• _Problem details_:
Pick out every line with the word "subtitle" and copy it.

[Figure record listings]

'''

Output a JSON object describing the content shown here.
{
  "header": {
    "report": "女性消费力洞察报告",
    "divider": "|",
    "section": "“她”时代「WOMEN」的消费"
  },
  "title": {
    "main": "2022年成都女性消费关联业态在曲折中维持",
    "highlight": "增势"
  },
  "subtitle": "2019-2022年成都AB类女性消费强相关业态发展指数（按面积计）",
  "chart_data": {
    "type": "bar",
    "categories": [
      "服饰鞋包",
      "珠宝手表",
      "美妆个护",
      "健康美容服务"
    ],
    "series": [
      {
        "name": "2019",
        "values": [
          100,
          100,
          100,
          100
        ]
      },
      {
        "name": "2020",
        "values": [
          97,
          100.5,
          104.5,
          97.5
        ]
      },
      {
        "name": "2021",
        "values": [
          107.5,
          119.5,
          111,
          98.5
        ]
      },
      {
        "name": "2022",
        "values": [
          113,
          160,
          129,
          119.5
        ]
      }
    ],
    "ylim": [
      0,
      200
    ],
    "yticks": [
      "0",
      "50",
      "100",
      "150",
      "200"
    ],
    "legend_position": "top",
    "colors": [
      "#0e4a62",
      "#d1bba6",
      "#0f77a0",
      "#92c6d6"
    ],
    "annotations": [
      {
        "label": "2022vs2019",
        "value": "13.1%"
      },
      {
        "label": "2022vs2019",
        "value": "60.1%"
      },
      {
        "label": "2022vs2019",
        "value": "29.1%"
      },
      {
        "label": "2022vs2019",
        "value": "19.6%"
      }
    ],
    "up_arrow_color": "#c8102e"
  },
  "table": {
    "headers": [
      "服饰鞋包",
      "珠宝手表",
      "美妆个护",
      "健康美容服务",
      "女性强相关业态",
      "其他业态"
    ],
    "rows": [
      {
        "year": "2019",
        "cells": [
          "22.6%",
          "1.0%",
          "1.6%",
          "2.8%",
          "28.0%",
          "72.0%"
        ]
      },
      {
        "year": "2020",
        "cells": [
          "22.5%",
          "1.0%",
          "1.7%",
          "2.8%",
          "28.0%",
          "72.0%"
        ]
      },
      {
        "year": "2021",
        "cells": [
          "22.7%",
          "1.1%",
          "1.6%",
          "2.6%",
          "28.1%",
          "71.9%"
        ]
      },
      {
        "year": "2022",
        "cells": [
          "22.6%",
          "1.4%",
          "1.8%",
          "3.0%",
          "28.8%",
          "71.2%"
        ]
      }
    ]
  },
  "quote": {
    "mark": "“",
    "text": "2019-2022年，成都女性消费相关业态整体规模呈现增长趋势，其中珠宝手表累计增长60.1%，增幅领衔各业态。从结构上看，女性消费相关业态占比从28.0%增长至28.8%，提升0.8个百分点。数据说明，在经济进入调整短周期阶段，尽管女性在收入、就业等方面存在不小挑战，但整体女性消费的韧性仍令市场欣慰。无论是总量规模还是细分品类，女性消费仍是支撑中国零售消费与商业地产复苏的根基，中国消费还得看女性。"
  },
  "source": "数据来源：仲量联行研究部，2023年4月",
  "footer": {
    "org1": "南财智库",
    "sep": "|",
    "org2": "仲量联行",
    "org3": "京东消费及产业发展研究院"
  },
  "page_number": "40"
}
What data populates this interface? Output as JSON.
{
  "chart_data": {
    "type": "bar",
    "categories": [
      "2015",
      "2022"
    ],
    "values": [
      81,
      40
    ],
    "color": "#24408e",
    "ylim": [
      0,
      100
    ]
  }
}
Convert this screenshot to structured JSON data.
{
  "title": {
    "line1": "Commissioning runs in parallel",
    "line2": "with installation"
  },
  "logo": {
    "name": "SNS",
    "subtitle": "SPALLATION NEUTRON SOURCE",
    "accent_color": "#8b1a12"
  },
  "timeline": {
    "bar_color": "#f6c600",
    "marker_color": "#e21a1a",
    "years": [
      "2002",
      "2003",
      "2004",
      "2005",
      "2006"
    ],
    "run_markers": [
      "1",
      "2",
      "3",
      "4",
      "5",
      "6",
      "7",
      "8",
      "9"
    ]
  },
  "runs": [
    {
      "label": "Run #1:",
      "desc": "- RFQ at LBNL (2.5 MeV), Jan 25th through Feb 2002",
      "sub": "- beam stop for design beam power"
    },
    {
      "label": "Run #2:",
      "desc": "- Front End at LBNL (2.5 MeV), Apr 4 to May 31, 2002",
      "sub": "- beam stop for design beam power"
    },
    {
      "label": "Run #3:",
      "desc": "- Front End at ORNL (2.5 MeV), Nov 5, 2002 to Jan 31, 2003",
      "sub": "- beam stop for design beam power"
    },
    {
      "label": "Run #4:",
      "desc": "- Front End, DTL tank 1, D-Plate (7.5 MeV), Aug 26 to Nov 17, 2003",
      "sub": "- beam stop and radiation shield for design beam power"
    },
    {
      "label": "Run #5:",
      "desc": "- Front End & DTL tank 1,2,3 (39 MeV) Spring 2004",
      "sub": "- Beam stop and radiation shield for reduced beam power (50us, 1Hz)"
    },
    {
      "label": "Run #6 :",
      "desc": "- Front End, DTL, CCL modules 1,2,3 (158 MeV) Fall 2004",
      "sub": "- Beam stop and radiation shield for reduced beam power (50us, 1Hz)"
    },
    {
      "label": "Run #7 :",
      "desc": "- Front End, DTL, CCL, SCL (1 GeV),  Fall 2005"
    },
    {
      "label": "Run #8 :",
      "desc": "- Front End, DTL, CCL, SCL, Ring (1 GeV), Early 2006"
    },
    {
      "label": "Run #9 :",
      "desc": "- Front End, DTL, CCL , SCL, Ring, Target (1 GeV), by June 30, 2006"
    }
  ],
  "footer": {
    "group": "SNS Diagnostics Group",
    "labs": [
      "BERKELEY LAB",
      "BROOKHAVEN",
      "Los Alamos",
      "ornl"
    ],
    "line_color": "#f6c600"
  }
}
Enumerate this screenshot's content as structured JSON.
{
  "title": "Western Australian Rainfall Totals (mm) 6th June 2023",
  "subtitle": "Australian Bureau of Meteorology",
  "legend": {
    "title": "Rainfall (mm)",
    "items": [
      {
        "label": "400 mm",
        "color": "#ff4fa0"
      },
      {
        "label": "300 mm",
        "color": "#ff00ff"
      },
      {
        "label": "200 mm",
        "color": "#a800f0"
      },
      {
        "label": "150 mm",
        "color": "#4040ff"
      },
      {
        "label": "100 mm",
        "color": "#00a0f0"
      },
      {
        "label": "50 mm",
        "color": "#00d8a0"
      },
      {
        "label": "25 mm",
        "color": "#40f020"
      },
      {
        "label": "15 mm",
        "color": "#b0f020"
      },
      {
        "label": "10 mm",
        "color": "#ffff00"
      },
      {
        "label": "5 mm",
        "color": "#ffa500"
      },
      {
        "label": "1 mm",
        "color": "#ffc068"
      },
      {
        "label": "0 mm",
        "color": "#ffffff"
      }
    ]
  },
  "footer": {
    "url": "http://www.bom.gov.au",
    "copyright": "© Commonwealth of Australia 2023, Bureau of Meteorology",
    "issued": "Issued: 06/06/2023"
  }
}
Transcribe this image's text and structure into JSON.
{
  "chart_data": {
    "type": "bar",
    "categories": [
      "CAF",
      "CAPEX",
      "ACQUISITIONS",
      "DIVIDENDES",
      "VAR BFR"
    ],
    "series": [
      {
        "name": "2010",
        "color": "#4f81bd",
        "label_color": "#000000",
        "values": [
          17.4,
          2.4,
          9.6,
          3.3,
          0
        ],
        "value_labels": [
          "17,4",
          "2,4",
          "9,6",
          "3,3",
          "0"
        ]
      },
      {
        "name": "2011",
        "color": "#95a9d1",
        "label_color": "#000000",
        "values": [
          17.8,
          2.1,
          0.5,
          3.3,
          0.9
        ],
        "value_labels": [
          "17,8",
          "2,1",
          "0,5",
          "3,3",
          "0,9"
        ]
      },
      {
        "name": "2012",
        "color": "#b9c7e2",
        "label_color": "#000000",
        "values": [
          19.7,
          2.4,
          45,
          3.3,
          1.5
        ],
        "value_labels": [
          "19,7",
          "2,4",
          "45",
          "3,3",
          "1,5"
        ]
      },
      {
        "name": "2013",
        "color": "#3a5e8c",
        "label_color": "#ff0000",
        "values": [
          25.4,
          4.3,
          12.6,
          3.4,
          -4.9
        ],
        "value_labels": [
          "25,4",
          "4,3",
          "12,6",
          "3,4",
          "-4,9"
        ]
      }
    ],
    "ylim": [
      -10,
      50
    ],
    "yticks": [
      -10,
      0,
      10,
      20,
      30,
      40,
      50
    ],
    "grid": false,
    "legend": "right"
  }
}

'''

• _Solution to this problem_:
  "subtitle": "2019-2022年成都AB类女性消费强相关业态发展指数（按面积计）",
    "subtitle": "SPALLATION NEUTRON SOURCE",
  "subtitle": "Australian Bureau of Meteorology",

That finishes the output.